:: The records ::
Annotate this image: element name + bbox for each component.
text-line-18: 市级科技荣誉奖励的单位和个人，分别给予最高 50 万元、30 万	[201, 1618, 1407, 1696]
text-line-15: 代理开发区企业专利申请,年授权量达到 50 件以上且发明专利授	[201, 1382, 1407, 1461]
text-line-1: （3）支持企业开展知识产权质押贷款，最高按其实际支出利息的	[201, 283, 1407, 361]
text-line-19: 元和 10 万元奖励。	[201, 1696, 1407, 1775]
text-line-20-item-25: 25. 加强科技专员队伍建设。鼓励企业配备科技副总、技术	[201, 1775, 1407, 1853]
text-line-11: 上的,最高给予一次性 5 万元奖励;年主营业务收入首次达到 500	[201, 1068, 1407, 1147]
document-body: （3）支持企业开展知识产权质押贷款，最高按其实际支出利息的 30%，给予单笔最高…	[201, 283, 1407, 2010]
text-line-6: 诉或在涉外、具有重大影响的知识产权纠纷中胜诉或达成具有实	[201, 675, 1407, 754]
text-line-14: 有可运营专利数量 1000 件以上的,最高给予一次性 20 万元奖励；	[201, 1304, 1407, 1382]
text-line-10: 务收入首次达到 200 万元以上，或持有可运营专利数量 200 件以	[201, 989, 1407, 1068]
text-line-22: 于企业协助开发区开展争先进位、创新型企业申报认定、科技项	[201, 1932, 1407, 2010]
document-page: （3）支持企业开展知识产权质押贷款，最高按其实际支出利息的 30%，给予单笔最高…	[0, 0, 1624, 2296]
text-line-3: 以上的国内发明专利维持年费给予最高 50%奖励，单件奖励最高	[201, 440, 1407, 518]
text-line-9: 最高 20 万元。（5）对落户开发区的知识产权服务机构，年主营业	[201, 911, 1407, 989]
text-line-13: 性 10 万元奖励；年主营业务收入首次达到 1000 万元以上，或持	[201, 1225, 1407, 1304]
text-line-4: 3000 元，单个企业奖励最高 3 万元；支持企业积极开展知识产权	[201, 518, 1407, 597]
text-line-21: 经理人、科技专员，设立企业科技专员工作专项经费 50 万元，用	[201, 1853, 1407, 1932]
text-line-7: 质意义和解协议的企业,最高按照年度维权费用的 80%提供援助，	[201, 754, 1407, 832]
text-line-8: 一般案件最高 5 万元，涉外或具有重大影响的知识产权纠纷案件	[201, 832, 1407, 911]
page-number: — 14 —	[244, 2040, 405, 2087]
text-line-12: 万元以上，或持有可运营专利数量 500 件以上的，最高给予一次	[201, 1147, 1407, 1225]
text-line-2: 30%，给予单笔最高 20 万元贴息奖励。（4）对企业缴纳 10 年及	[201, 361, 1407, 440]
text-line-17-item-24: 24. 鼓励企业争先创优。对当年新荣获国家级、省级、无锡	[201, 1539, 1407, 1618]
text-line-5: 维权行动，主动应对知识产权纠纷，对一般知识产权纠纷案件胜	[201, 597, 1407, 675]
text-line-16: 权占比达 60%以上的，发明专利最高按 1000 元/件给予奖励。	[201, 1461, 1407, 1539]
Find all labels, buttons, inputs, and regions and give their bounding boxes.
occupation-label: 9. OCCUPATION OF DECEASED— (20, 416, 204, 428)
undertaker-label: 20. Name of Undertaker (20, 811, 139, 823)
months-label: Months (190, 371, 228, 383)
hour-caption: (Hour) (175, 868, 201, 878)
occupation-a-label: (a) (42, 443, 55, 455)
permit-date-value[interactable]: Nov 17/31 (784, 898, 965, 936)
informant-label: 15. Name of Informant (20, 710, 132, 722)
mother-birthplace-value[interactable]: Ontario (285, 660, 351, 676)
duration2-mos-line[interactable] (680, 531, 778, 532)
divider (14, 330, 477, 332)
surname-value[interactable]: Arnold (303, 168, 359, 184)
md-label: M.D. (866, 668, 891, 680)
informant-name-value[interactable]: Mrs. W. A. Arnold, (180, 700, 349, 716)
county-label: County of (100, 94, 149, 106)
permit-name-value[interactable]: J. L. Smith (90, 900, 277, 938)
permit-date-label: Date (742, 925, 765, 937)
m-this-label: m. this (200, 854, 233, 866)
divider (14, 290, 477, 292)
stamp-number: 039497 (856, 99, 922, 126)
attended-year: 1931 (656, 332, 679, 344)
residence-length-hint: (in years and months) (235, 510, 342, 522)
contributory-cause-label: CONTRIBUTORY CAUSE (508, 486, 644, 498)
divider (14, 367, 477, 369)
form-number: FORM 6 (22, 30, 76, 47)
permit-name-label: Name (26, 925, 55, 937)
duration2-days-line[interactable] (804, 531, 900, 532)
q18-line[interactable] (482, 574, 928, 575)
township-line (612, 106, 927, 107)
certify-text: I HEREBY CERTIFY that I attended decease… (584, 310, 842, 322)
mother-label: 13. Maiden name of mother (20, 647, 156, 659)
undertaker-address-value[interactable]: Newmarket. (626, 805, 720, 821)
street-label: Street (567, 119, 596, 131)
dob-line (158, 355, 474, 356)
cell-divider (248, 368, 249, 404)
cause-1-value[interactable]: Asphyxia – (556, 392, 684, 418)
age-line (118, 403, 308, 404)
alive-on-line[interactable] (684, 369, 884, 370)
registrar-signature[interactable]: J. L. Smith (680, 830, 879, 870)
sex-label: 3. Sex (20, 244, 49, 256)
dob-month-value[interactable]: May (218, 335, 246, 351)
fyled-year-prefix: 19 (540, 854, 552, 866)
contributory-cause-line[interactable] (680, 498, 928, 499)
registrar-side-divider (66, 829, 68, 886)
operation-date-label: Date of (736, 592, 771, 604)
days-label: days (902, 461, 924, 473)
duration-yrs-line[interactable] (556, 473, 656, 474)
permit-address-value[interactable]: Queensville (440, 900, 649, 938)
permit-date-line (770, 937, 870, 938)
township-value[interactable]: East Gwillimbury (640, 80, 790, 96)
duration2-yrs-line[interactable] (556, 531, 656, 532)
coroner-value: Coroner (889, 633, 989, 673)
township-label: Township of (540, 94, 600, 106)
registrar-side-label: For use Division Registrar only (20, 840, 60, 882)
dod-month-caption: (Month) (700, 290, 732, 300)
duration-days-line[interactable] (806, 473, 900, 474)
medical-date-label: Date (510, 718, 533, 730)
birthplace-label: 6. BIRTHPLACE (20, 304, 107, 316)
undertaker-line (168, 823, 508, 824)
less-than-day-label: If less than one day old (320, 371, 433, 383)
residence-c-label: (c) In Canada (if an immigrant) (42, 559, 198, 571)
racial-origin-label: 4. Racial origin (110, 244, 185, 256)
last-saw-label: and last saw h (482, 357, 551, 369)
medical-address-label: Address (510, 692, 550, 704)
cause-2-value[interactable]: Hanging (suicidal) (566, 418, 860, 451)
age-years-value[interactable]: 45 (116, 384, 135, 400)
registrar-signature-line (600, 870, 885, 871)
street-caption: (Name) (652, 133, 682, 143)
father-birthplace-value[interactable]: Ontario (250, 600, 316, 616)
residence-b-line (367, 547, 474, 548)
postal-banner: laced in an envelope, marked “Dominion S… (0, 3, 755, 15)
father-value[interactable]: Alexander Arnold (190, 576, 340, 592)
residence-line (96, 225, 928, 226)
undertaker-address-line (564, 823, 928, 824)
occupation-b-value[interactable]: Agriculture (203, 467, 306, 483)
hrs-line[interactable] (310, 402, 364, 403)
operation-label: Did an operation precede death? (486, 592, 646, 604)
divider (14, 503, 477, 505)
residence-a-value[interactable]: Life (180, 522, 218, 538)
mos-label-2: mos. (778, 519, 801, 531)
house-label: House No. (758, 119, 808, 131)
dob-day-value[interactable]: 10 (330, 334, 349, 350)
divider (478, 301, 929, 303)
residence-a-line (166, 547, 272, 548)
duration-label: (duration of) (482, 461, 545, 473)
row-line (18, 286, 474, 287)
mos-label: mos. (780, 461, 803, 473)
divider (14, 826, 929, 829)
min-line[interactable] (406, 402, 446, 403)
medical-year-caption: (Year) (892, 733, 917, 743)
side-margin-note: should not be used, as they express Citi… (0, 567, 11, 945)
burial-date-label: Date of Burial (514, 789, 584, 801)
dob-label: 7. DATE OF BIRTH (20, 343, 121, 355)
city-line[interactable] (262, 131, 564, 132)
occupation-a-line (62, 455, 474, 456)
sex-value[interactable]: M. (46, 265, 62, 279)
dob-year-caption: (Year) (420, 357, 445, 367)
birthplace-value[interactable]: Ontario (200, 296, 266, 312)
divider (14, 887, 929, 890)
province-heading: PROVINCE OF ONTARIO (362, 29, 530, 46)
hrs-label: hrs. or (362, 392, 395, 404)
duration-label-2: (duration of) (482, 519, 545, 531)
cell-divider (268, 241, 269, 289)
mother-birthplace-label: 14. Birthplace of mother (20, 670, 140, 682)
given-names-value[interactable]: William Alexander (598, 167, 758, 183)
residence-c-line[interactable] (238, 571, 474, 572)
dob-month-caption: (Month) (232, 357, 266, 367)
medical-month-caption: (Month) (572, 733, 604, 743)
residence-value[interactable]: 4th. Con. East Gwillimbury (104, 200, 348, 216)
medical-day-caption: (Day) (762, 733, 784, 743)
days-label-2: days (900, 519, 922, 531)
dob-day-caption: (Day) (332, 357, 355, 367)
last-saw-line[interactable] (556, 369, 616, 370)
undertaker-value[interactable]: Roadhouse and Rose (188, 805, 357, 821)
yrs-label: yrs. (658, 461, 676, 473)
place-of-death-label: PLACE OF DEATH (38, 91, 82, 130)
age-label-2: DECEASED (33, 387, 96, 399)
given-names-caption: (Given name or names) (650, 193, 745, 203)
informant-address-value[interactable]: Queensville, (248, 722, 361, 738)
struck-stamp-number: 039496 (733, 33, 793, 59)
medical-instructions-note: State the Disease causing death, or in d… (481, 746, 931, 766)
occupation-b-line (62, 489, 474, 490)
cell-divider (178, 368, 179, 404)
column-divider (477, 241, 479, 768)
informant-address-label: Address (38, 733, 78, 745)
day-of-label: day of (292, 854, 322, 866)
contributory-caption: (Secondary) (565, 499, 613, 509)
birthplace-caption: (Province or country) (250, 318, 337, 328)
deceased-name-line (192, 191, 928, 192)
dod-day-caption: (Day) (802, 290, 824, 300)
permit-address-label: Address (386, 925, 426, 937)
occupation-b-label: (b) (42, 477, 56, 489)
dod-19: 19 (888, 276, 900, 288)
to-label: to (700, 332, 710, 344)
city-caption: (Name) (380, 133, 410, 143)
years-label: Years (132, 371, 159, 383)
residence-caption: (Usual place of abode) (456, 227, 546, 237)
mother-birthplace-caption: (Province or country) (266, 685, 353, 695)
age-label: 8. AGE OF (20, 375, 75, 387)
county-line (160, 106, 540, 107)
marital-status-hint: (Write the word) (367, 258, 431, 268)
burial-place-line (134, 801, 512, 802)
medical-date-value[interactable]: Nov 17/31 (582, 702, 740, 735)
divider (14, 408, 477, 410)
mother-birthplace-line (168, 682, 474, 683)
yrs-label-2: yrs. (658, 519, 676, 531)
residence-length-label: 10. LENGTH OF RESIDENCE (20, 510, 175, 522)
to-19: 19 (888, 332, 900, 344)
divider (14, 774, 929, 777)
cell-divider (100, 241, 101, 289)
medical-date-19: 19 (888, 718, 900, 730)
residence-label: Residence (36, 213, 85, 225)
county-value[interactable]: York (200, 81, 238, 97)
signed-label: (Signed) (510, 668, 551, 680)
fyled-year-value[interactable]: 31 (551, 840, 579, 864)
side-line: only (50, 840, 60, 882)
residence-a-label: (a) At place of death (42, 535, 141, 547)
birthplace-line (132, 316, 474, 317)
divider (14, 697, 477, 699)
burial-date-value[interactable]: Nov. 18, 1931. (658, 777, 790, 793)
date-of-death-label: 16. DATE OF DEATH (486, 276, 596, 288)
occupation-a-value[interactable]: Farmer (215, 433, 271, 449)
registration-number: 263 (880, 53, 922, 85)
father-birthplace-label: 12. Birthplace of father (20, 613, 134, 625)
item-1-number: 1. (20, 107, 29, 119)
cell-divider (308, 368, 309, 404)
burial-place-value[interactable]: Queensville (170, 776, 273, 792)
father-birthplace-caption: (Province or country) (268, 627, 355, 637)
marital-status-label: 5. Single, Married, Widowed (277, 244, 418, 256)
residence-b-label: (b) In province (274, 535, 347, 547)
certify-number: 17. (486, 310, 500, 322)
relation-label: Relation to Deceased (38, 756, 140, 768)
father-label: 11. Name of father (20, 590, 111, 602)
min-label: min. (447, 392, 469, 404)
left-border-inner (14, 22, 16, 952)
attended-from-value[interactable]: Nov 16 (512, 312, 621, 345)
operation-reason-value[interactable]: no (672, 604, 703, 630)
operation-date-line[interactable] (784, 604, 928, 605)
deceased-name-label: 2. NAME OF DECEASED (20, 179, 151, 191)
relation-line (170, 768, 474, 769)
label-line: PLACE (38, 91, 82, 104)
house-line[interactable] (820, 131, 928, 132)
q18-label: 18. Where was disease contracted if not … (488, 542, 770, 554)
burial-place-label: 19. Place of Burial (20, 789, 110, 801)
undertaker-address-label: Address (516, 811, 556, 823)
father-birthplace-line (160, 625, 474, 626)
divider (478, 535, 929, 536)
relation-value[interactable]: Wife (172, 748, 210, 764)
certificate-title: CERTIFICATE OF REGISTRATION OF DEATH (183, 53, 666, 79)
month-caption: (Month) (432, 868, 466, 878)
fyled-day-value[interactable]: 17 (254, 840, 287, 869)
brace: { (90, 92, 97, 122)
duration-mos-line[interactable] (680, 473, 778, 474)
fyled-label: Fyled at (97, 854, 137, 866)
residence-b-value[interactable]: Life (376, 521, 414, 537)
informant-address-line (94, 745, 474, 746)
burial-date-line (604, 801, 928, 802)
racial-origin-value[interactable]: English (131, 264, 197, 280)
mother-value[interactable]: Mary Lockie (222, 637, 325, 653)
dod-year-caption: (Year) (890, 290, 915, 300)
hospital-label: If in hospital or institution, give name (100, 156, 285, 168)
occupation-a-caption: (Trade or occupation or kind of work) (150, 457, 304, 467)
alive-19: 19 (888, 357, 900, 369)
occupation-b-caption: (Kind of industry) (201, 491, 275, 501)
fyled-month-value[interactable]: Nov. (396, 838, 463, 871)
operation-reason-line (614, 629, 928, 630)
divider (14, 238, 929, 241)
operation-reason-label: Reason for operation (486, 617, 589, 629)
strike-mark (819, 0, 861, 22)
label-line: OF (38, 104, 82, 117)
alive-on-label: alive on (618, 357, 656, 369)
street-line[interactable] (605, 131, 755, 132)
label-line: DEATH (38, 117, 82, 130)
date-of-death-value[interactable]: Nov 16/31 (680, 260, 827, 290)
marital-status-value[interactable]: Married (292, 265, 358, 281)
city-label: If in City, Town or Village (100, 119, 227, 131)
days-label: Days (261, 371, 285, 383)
:::
● Problem description: Return, unchanged, the lines from the beginning of the entries through the line that contains "1775, 1407, 1853]", with both of those lines included.

● Completed task:
Annotate this image: element name + bbox for each component.
text-line-18: 市级科技荣誉奖励的单位和个人，分别给予最高 50 万元、30 万	[201, 1618, 1407, 1696]
text-line-15: 代理开发区企业专利申请,年授权量达到 50 件以上且发明专利授	[201, 1382, 1407, 1461]
text-line-1: （3）支持企业开展知识产权质押贷款，最高按其实际支出利息的	[201, 283, 1407, 361]
text-line-19: 元和 10 万元奖励。	[201, 1696, 1407, 1775]
text-line-20-item-25: 25. 加强科技专员队伍建设。鼓励企业配备科技副总、技术	[201, 1775, 1407, 1853]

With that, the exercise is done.